§ WORK TO COMPLETE
Leave out the pictures and copy every record exactly.

§ PROVIDED DATA
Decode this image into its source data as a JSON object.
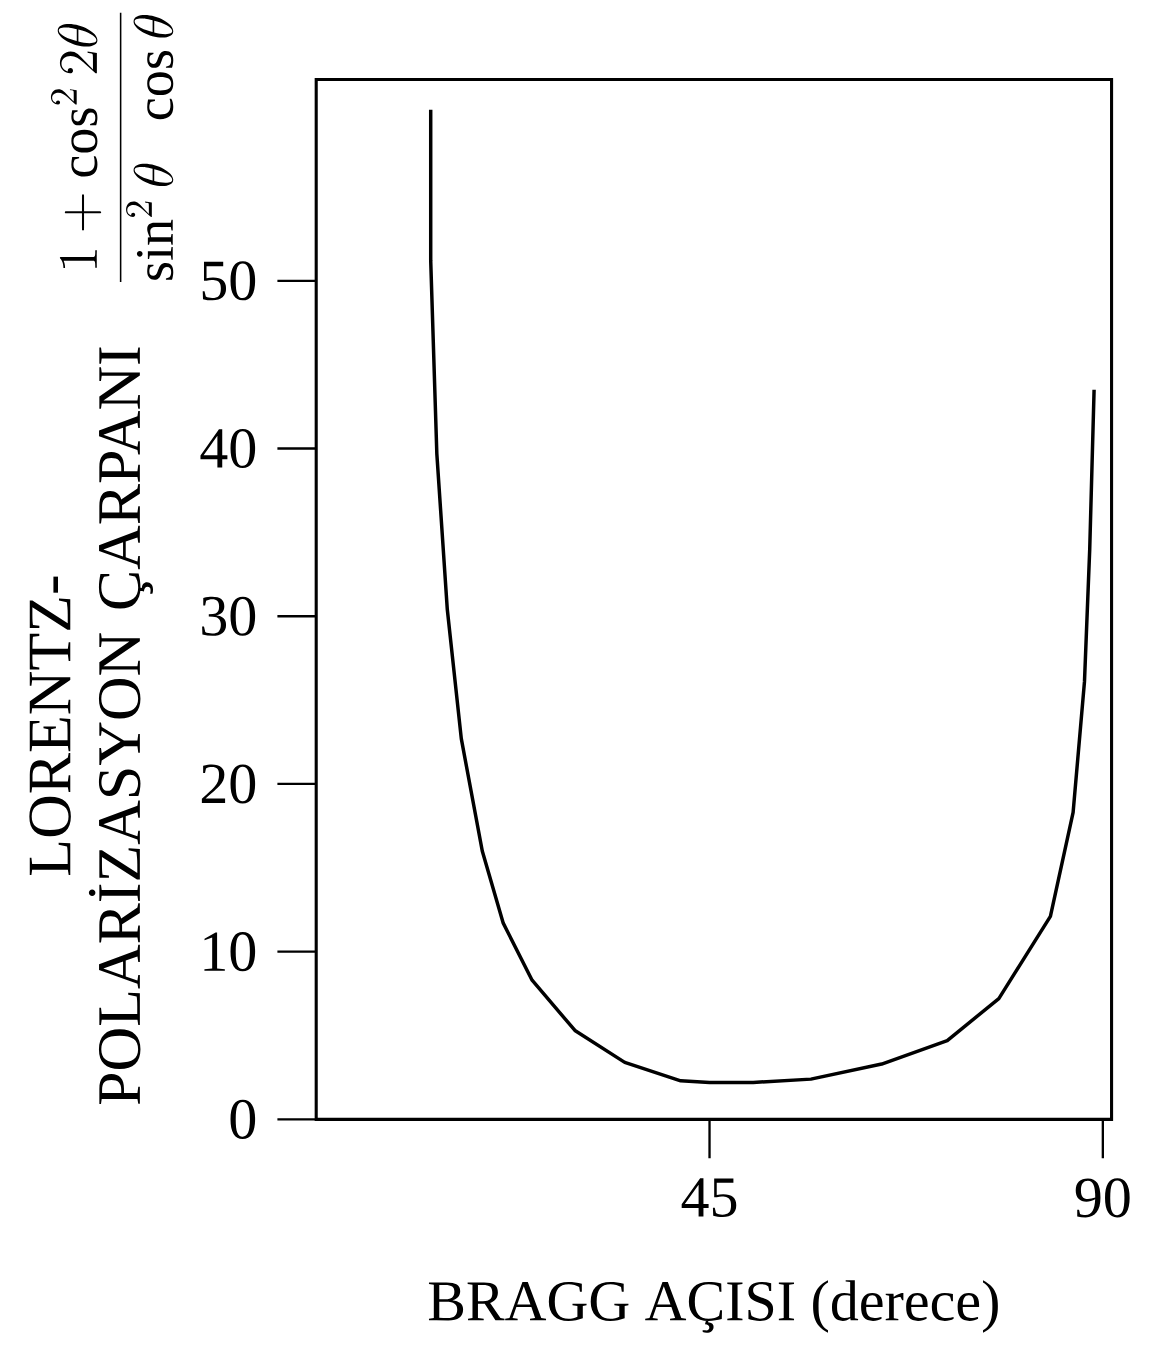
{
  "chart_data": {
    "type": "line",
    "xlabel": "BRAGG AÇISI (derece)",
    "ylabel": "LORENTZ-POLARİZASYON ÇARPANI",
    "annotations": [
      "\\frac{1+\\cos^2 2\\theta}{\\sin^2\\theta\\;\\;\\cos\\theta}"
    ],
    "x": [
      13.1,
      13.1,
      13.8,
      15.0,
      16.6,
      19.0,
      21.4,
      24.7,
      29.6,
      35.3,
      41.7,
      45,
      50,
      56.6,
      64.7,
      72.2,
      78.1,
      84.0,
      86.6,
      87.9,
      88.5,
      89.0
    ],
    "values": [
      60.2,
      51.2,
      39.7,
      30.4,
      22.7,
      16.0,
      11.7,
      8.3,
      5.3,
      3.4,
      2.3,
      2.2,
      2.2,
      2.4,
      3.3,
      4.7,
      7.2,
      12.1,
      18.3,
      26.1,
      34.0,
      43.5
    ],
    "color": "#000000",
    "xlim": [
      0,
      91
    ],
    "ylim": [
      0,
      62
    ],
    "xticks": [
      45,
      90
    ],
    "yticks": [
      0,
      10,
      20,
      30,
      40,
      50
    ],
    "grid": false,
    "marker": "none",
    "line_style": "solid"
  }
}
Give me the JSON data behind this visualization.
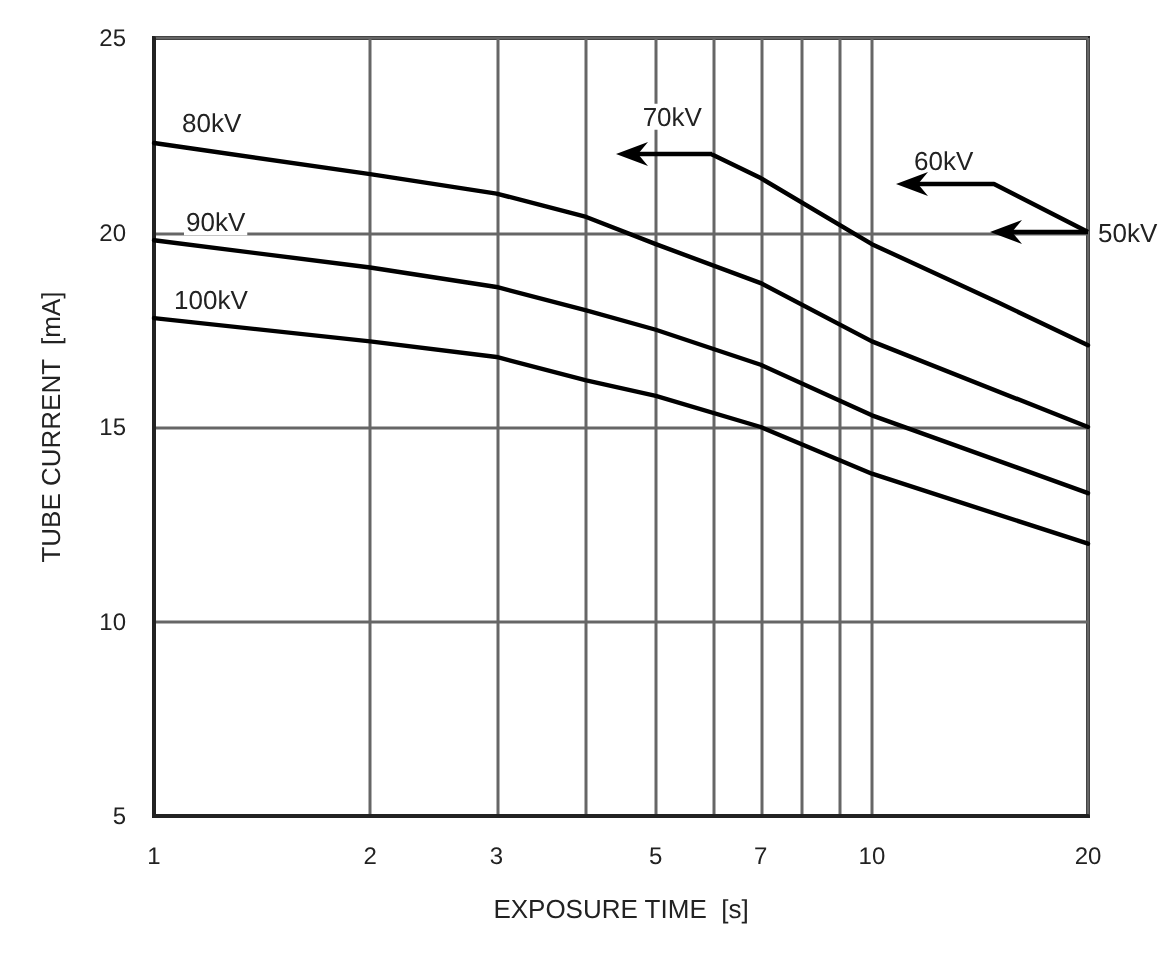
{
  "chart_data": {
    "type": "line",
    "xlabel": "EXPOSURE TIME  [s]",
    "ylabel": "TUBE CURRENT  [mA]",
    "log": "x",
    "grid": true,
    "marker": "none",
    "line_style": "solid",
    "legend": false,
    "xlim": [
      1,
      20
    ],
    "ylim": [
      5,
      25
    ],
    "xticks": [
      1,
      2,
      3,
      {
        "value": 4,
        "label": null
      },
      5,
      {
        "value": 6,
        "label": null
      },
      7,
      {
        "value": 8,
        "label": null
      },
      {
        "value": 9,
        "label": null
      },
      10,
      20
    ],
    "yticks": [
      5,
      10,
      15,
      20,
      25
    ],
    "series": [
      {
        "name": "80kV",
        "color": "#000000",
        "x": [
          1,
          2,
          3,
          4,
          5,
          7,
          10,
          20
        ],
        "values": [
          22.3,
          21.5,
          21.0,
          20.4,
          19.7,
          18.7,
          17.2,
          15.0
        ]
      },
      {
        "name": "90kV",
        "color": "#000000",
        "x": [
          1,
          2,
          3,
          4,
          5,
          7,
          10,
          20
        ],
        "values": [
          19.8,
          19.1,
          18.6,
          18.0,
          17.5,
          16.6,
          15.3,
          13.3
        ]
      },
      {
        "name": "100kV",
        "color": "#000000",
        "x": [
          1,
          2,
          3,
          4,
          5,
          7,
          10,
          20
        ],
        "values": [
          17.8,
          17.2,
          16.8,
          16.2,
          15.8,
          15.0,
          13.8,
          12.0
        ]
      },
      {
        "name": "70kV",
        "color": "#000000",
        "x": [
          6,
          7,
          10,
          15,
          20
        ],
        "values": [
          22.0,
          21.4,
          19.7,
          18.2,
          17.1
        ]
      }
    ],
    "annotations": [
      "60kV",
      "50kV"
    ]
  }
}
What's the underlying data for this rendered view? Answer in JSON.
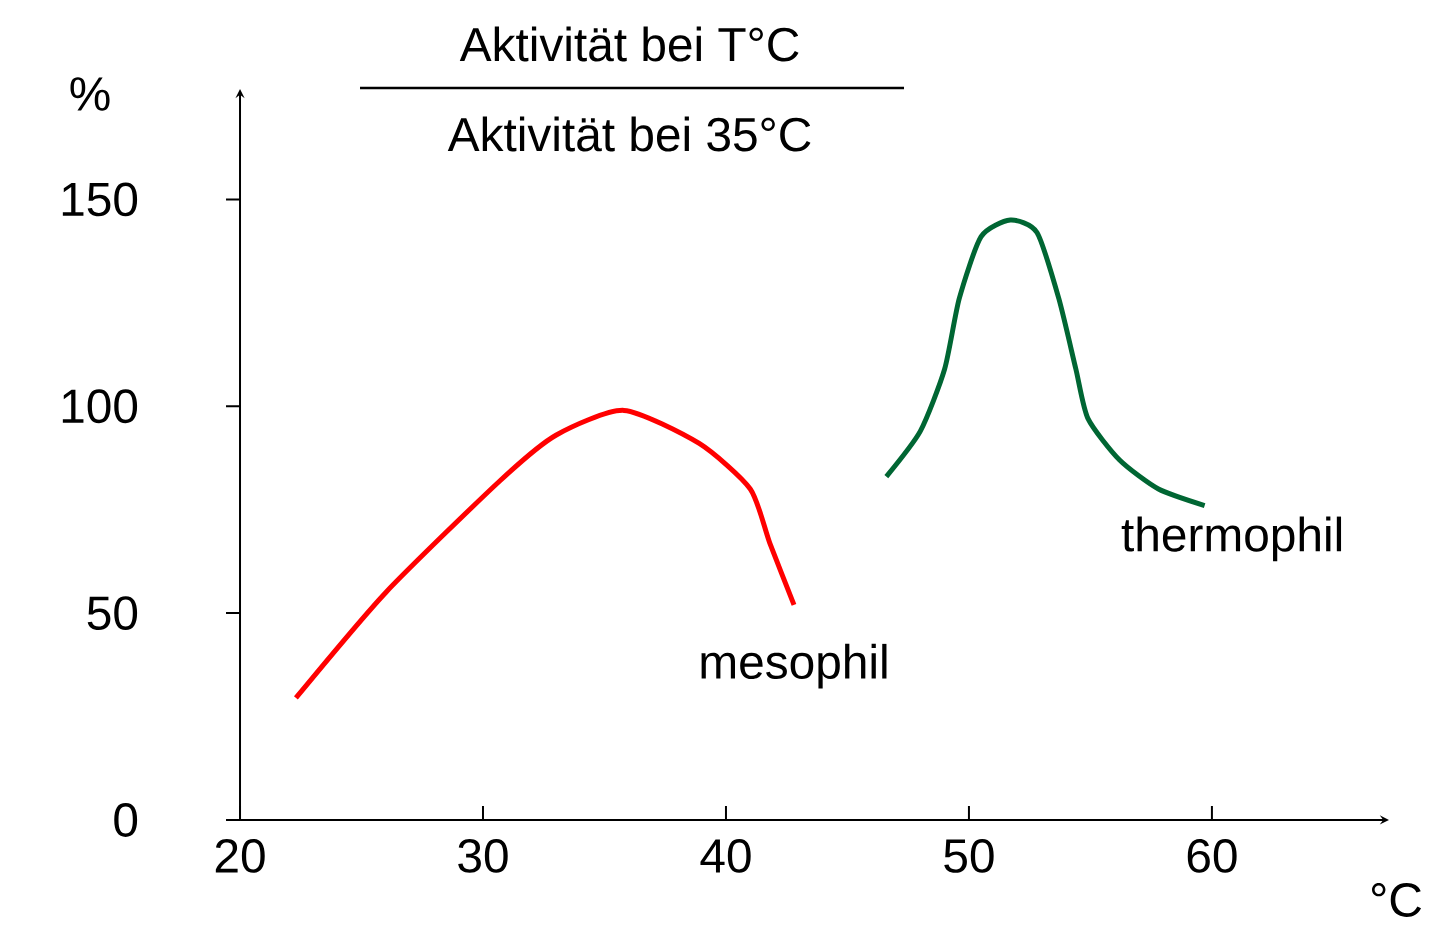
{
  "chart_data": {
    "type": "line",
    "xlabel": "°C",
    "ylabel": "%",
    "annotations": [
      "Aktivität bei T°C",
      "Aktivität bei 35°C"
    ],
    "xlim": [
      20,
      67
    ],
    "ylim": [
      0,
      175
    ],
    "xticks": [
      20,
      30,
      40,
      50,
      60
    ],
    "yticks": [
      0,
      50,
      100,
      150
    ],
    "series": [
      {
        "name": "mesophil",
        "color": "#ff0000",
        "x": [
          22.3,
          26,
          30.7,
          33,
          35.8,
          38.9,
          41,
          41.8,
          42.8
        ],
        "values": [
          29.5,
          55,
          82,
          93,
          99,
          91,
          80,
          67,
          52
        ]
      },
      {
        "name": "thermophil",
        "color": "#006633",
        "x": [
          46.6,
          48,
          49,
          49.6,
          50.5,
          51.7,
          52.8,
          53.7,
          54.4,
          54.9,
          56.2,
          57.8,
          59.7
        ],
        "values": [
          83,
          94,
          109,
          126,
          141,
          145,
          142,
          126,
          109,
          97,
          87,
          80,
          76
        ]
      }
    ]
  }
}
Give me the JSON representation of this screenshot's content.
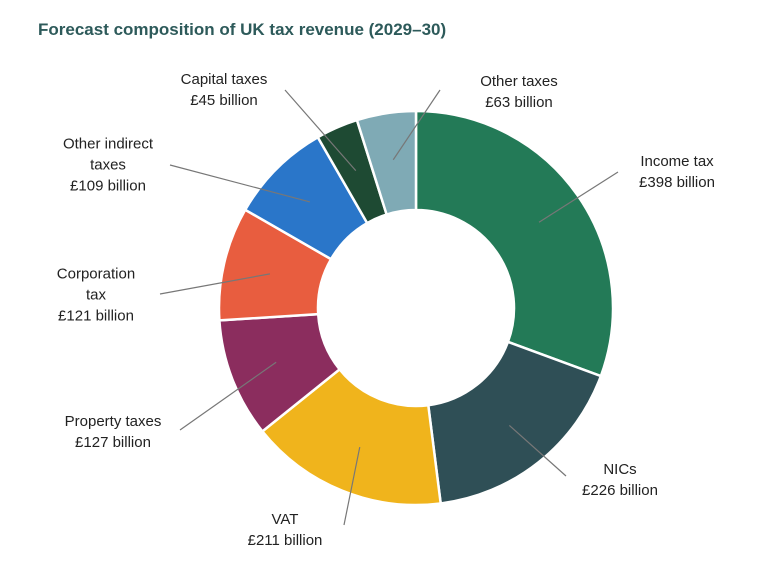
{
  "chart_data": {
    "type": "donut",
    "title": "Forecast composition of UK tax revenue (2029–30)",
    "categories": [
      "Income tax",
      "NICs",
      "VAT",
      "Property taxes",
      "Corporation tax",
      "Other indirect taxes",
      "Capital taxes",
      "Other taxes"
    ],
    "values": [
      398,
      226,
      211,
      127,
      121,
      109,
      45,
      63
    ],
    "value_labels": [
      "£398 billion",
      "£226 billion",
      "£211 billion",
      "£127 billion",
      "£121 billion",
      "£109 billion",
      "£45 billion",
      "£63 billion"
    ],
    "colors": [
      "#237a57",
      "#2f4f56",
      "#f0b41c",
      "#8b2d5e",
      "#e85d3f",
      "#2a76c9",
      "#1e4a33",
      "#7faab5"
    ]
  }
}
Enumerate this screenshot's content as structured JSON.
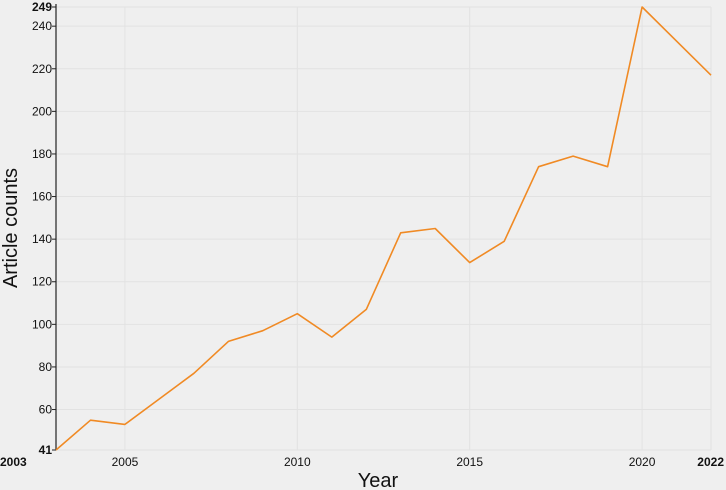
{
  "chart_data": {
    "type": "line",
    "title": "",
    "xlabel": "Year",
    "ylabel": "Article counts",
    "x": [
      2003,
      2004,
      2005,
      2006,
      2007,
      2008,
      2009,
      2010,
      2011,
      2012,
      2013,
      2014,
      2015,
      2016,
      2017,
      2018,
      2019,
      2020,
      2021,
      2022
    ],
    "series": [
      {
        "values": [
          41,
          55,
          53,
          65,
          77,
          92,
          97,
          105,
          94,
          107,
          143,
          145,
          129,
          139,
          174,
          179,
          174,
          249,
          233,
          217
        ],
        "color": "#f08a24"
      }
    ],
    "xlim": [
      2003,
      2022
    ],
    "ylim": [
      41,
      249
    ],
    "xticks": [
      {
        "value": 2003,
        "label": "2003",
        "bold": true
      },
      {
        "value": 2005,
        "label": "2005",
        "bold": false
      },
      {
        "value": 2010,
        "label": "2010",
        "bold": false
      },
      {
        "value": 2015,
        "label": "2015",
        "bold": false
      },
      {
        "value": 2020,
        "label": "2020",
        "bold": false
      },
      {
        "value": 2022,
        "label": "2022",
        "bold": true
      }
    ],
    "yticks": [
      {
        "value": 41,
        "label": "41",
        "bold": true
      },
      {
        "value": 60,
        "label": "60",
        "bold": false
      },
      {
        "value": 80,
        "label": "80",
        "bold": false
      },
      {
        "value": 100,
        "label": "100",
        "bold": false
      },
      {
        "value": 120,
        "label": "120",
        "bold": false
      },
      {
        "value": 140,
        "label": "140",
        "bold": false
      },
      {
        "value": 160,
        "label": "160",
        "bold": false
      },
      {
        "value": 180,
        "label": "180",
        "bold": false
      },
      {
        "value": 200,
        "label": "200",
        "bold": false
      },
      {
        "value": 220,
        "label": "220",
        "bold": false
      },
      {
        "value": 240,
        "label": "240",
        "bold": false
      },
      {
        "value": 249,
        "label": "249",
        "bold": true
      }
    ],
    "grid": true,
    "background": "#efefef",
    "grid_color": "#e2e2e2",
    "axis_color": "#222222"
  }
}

§ WRITTEN REPLY
Decode this image into its source data as a JSON object.
{
  "chart_data": {
    "type": "line",
    "xlabel": "BRAGG AÇISI (derece)",
    "ylabel": "LORENTZ-POLARİZASYON ÇARPANI",
    "annotations": [
      "\\frac{1+\\cos^2 2\\theta}{\\sin^2\\theta\\;\\;\\cos\\theta}"
    ],
    "x": [
      13.1,
      13.1,
      13.8,
      15.0,
      16.6,
      19.0,
      21.4,
      24.7,
      29.6,
      35.3,
      41.7,
      45,
      50,
      56.6,
      64.7,
      72.2,
      78.1,
      84.0,
      86.6,
      87.9,
      88.5,
      89.0
    ],
    "values": [
      60.2,
      51.2,
      39.7,
      30.4,
      22.7,
      16.0,
      11.7,
      8.3,
      5.3,
      3.4,
      2.3,
      2.2,
      2.2,
      2.4,
      3.3,
      4.7,
      7.2,
      12.1,
      18.3,
      26.1,
      34.0,
      43.5
    ],
    "color": "#000000",
    "xlim": [
      0,
      91
    ],
    "ylim": [
      0,
      62
    ],
    "xticks": [
      45,
      90
    ],
    "yticks": [
      0,
      10,
      20,
      30,
      40,
      50
    ],
    "grid": false,
    "marker": "none",
    "line_style": "solid"
  }
}
Give me the JSON data behind this visualization.
{
  "chart_data": {
    "type": "line",
    "xlabel": "EXPOSURE TIME  [s]",
    "ylabel": "TUBE CURRENT  [mA]",
    "log": "x",
    "grid": true,
    "marker": "none",
    "line_style": "solid",
    "legend": false,
    "xlim": [
      1,
      20
    ],
    "ylim": [
      5,
      25
    ],
    "xticks": [
      1,
      2,
      3,
      {
        "value": 4,
        "label": null
      },
      5,
      {
        "value": 6,
        "label": null
      },
      7,
      {
        "value": 8,
        "label": null
      },
      {
        "value": 9,
        "label": null
      },
      10,
      20
    ],
    "yticks": [
      5,
      10,
      15,
      20,
      25
    ],
    "series": [
      {
        "name": "80kV",
        "color": "#000000",
        "x": [
          1,
          2,
          3,
          4,
          5,
          7,
          10,
          20
        ],
        "values": [
          22.3,
          21.5,
          21.0,
          20.4,
          19.7,
          18.7,
          17.2,
          15.0
        ]
      },
      {
        "name": "90kV",
        "color": "#000000",
        "x": [
          1,
          2,
          3,
          4,
          5,
          7,
          10,
          20
        ],
        "values": [
          19.8,
          19.1,
          18.6,
          18.0,
          17.5,
          16.6,
          15.3,
          13.3
        ]
      },
      {
        "name": "100kV",
        "color": "#000000",
        "x": [
          1,
          2,
          3,
          4,
          5,
          7,
          10,
          20
        ],
        "values": [
          17.8,
          17.2,
          16.8,
          16.2,
          15.8,
          15.0,
          13.8,
          12.0
        ]
      },
      {
        "name": "70kV",
        "color": "#000000",
        "x": [
          6,
          7,
          10,
          15,
          20
        ],
        "values": [
          22.0,
          21.4,
          19.7,
          18.2,
          17.1
        ]
      }
    ],
    "annotations": [
      "60kV",
      "50kV"
    ]
  }
}
What's the underlying data for this rendered view? Answer in JSON.
{
  "chart_data": {
    "type": "line",
    "xlabel": "°C",
    "ylabel": "%",
    "annotations": [
      "Aktivität bei T°C",
      "Aktivität bei 35°C"
    ],
    "xlim": [
      20,
      67
    ],
    "ylim": [
      0,
      175
    ],
    "xticks": [
      20,
      30,
      40,
      50,
      60
    ],
    "yticks": [
      0,
      50,
      100,
      150
    ],
    "series": [
      {
        "name": "mesophil",
        "color": "#ff0000",
        "x": [
          22.3,
          26,
          30.7,
          33,
          35.8,
          38.9,
          41,
          41.8,
          42.8
        ],
        "values": [
          29.5,
          55,
          82,
          93,
          99,
          91,
          80,
          67,
          52
        ]
      },
      {
        "name": "thermophil",
        "color": "#006633",
        "x": [
          46.6,
          48,
          49,
          49.6,
          50.5,
          51.7,
          52.8,
          53.7,
          54.4,
          54.9,
          56.2,
          57.8,
          59.7
        ],
        "values": [
          83,
          94,
          109,
          126,
          141,
          145,
          142,
          126,
          109,
          97,
          87,
          80,
          76
        ]
      }
    ]
  }
}
Give me the JSON representation of this screenshot's content.
{
  "chart_data": {
    "type": "donut",
    "title": "Forecast composition of UK tax revenue (2029–30)",
    "categories": [
      "Income tax",
      "NICs",
      "VAT",
      "Property taxes",
      "Corporation tax",
      "Other indirect taxes",
      "Capital taxes",
      "Other taxes"
    ],
    "values": [
      398,
      226,
      211,
      127,
      121,
      109,
      45,
      63
    ],
    "value_labels": [
      "£398 billion",
      "£226 billion",
      "£211 billion",
      "£127 billion",
      "£121 billion",
      "£109 billion",
      "£45 billion",
      "£63 billion"
    ],
    "colors": [
      "#237a57",
      "#2f4f56",
      "#f0b41c",
      "#8b2d5e",
      "#e85d3f",
      "#2a76c9",
      "#1e4a33",
      "#7faab5"
    ]
  }
}
Enumerate this screenshot's content as structured JSON.
{
  "chart_data": {
    "type": "line",
    "title": "",
    "xlabel": "Year",
    "ylabel": "Article counts",
    "x": [
      2003,
      2004,
      2005,
      2006,
      2007,
      2008,
      2009,
      2010,
      2011,
      2012,
      2013,
      2014,
      2015,
      2016,
      2017,
      2018,
      2019,
      2020,
      2021,
      2022
    ],
    "series": [
      {
        "values": [
          41,
          55,
          53,
          65,
          77,
          92,
          97,
          105,
          94,
          107,
          143,
          145,
          129,
          139,
          174,
          179,
          174,
          249,
          233,
          217
        ],
        "color": "#f08a24"
      }
    ],
    "xlim": [
      2003,
      2022
    ],
    "ylim": [
      41,
      249
    ],
    "xticks": [
      {
        "value": 2003,
        "label": "2003",
        "bold": true
      },
      {
        "value": 2005,
        "label": "2005",
        "bold": false
      },
      {
        "value": 2010,
        "label": "2010",
        "bold": false
      },
      {
        "value": 2015,
        "label": "2015",
        "bold": false
      },
      {
        "value": 2020,
        "label": "2020",
        "bold": false
      },
      {
        "value": 2022,
        "label": "2022",
        "bold": true
      }
    ],
    "yticks": [
      {
        "value": 41,
        "label": "41",
        "bold": true
      },
      {
        "value": 60,
        "label": "60",
        "bold": false
      },
      {
        "value": 80,
        "label": "80",
        "bold": false
      },
      {
        "value": 100,
        "label": "100",
        "bold": false
      },
      {
        "value": 120,
        "label": "120",
        "bold": false
      },
      {
        "value": 140,
        "label": "140",
        "bold": false
      },
      {
        "value": 160,
        "label": "160",
        "bold": false
      },
      {
        "value": 180,
        "label": "180",
        "bold": false
      },
      {
        "value": 200,
        "label": "200",
        "bold": false
      },
      {
        "value": 220,
        "label": "220",
        "bold": false
      },
      {
        "value": 240,
        "label": "240",
        "bold": false
      },
      {
        "value": 249,
        "label": "249",
        "bold": true
      }
    ],
    "grid": true,
    "background": "#efefef",
    "grid_color": "#e2e2e2",
    "axis_color": "#222222"
  }
}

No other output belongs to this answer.